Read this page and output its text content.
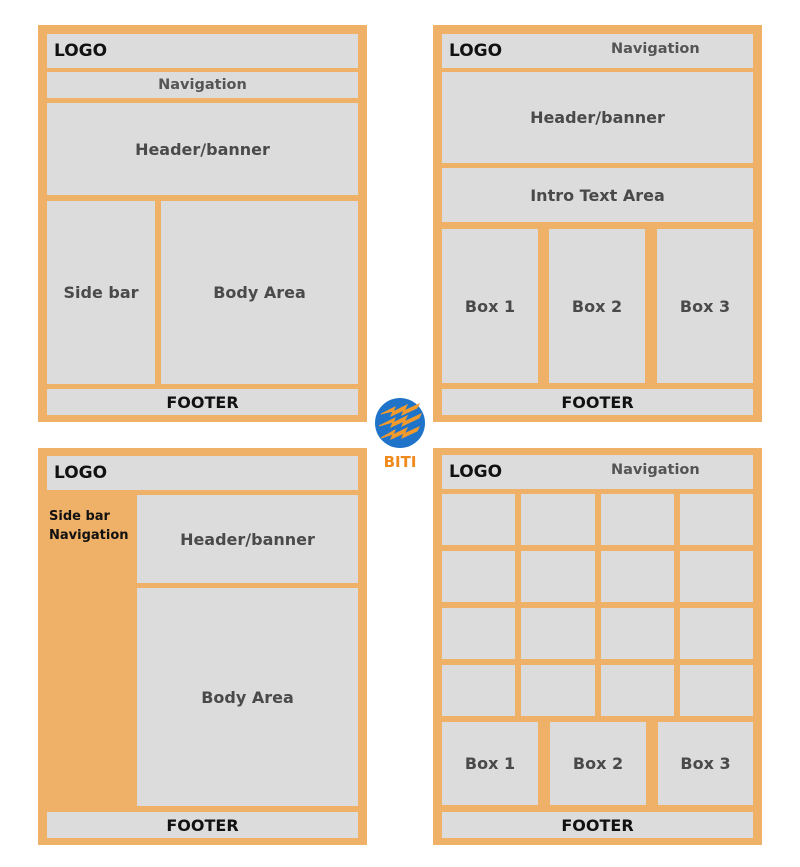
LOGO
Navigation
Header/banner
Side bar	Body Area
FOOTER
LOGO	Navigation
Header/banner
Intro Text Area
Box 1	Box 2	Box 3
FOOTER
LOGO
Side bar
Navigation	Header/banner
Body Area
FOOTER
LOGO	Navigation
Box 1	Box 2	Box 3
FOOTER
BITI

• _EXERCISE AIM_
Reproduce every entry exactly, but omit each picture.

• _RESPONSE TO THE TASK_
Read this page and output its text content.
LOGO
Navigation
Header/banner
Side bar	Body Area
FOOTER
LOGO	Navigation
Header/banner
Intro Text Area
Box 1	Box 2	Box 3
FOOTER
LOGO
Side bar
Navigation	Header/banner
Body Area
FOOTER
LOGO	Navigation
Box 1	Box 2	Box 3
FOOTER
BITI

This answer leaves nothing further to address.